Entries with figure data
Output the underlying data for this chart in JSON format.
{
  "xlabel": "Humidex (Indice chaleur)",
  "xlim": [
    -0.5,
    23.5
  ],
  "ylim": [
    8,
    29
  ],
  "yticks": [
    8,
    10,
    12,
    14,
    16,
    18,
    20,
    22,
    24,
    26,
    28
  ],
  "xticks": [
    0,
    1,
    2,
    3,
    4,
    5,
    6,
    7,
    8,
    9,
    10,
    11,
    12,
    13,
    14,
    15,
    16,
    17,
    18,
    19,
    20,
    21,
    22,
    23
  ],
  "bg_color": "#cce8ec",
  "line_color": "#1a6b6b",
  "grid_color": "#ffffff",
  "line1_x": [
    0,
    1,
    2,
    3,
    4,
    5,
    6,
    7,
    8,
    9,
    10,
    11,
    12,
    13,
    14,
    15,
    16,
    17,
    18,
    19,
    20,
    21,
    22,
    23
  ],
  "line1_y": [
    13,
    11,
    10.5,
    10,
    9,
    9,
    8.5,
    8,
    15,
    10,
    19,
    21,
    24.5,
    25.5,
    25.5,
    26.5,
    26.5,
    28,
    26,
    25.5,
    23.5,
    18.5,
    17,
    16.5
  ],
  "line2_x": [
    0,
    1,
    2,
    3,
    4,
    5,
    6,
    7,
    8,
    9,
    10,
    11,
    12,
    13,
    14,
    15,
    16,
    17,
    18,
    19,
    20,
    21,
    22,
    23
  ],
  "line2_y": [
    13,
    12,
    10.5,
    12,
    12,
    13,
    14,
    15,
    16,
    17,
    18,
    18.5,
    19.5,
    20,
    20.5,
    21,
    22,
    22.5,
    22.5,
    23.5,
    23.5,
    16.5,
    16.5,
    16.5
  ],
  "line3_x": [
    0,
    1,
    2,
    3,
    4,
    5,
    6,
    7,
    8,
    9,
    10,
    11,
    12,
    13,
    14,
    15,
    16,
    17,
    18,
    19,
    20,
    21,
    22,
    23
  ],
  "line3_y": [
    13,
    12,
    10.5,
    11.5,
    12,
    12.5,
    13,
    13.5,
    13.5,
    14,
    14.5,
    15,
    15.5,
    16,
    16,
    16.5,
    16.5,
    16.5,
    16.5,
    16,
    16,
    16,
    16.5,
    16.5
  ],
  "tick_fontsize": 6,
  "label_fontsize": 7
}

**Your task:** Please quote the data above in full, with no line missing.

**Solution for this exercise:**
Output the underlying data for this chart in JSON format.
{
  "xlabel": "Humidex (Indice chaleur)",
  "xlim": [
    -0.5,
    23.5
  ],
  "ylim": [
    8,
    29
  ],
  "yticks": [
    8,
    10,
    12,
    14,
    16,
    18,
    20,
    22,
    24,
    26,
    28
  ],
  "xticks": [
    0,
    1,
    2,
    3,
    4,
    5,
    6,
    7,
    8,
    9,
    10,
    11,
    12,
    13,
    14,
    15,
    16,
    17,
    18,
    19,
    20,
    21,
    22,
    23
  ],
  "bg_color": "#cce8ec",
  "line_color": "#1a6b6b",
  "grid_color": "#ffffff",
  "line1_x": [
    0,
    1,
    2,
    3,
    4,
    5,
    6,
    7,
    8,
    9,
    10,
    11,
    12,
    13,
    14,
    15,
    16,
    17,
    18,
    19,
    20,
    21,
    22,
    23
  ],
  "line1_y": [
    13,
    11,
    10.5,
    10,
    9,
    9,
    8.5,
    8,
    15,
    10,
    19,
    21,
    24.5,
    25.5,
    25.5,
    26.5,
    26.5,
    28,
    26,
    25.5,
    23.5,
    18.5,
    17,
    16.5
  ],
  "line2_x": [
    0,
    1,
    2,
    3,
    4,
    5,
    6,
    7,
    8,
    9,
    10,
    11,
    12,
    13,
    14,
    15,
    16,
    17,
    18,
    19,
    20,
    21,
    22,
    23
  ],
  "line2_y": [
    13,
    12,
    10.5,
    12,
    12,
    13,
    14,
    15,
    16,
    17,
    18,
    18.5,
    19.5,
    20,
    20.5,
    21,
    22,
    22.5,
    22.5,
    23.5,
    23.5,
    16.5,
    16.5,
    16.5
  ],
  "line3_x": [
    0,
    1,
    2,
    3,
    4,
    5,
    6,
    7,
    8,
    9,
    10,
    11,
    12,
    13,
    14,
    15,
    16,
    17,
    18,
    19,
    20,
    21,
    22,
    23
  ],
  "line3_y": [
    13,
    12,
    10.5,
    11.5,
    12,
    12.5,
    13,
    13.5,
    13.5,
    14,
    14.5,
    15,
    15.5,
    16,
    16,
    16.5,
    16.5,
    16.5,
    16.5,
    16,
    16,
    16,
    16.5,
    16.5
  ],
  "tick_fontsize": 6,
  "label_fontsize": 7
}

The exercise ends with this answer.